===== Stored records
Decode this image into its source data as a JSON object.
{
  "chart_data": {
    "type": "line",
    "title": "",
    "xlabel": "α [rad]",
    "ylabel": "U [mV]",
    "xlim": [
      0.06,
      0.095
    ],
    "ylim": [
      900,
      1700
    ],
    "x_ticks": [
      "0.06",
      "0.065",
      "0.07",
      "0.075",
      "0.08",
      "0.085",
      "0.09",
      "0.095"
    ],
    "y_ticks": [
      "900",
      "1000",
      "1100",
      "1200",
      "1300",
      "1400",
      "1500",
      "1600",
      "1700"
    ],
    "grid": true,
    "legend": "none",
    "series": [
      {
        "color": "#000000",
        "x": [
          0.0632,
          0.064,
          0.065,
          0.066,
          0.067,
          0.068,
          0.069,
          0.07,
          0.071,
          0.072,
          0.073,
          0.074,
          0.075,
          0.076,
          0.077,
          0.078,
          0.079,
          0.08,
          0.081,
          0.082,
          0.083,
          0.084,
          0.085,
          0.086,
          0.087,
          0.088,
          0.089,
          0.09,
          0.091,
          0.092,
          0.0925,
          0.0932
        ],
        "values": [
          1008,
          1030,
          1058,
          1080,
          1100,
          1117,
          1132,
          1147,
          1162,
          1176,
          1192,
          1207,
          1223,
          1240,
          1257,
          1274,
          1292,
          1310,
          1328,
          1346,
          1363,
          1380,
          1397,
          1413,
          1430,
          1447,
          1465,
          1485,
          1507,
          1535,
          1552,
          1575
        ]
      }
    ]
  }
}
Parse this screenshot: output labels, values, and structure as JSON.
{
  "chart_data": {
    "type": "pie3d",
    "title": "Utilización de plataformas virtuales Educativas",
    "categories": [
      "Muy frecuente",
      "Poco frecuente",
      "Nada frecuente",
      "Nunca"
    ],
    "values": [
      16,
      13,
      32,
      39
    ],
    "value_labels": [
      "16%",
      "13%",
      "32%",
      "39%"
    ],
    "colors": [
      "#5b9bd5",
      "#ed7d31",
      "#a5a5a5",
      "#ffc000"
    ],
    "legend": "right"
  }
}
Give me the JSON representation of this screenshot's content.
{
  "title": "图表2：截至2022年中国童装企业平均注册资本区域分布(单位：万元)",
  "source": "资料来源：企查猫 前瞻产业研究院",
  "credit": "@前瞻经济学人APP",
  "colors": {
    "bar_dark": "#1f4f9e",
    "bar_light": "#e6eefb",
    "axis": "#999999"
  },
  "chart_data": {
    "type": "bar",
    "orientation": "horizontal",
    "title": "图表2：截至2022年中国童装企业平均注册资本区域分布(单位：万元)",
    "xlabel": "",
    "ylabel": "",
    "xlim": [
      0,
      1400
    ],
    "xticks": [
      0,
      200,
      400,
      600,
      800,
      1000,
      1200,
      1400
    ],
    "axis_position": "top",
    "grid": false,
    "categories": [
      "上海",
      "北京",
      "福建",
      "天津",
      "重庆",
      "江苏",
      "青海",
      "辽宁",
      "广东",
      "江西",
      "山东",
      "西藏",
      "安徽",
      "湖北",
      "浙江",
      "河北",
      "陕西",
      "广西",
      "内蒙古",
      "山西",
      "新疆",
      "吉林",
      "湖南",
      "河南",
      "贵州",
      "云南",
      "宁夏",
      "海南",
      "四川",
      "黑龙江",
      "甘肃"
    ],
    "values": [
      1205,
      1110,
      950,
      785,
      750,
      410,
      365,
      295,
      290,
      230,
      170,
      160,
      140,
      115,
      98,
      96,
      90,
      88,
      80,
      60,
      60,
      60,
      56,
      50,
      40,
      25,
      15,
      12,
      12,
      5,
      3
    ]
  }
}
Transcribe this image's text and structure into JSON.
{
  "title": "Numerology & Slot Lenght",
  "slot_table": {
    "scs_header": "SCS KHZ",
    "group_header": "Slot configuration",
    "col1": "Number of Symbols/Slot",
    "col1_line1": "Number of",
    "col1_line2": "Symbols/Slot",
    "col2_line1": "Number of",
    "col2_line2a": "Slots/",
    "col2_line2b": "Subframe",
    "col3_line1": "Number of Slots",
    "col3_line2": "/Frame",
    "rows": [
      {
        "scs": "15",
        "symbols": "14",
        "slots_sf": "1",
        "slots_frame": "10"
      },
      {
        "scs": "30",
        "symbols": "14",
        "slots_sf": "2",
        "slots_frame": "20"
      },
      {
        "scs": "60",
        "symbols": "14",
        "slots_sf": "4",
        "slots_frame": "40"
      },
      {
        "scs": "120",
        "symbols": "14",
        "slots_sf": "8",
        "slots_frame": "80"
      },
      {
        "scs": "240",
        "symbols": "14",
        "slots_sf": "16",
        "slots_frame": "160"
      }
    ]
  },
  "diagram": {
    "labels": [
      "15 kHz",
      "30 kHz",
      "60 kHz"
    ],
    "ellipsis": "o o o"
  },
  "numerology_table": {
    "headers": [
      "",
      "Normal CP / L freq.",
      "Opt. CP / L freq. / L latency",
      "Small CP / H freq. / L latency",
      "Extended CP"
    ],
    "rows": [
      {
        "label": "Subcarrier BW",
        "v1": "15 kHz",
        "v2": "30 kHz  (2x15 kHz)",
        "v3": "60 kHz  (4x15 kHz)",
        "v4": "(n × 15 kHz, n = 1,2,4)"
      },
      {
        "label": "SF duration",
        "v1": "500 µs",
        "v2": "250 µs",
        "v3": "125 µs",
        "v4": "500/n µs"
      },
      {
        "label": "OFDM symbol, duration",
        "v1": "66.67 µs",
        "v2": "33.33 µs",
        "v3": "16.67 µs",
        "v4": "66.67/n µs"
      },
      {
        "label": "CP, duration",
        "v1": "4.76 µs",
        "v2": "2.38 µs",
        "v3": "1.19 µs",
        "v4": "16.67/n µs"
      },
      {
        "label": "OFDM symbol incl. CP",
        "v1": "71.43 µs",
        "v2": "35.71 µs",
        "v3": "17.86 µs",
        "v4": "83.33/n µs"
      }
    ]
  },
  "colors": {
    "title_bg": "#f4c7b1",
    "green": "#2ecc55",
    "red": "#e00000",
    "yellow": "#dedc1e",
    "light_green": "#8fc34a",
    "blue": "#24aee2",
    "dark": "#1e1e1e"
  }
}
==========
◆ **Do this**
Each line in the data that holds the string "duration" should be found and copied.

◆ **Exercise result**
        "label": "SF duration",
        "label": "OFDM symbol, duration",
        "label": "CP, duration",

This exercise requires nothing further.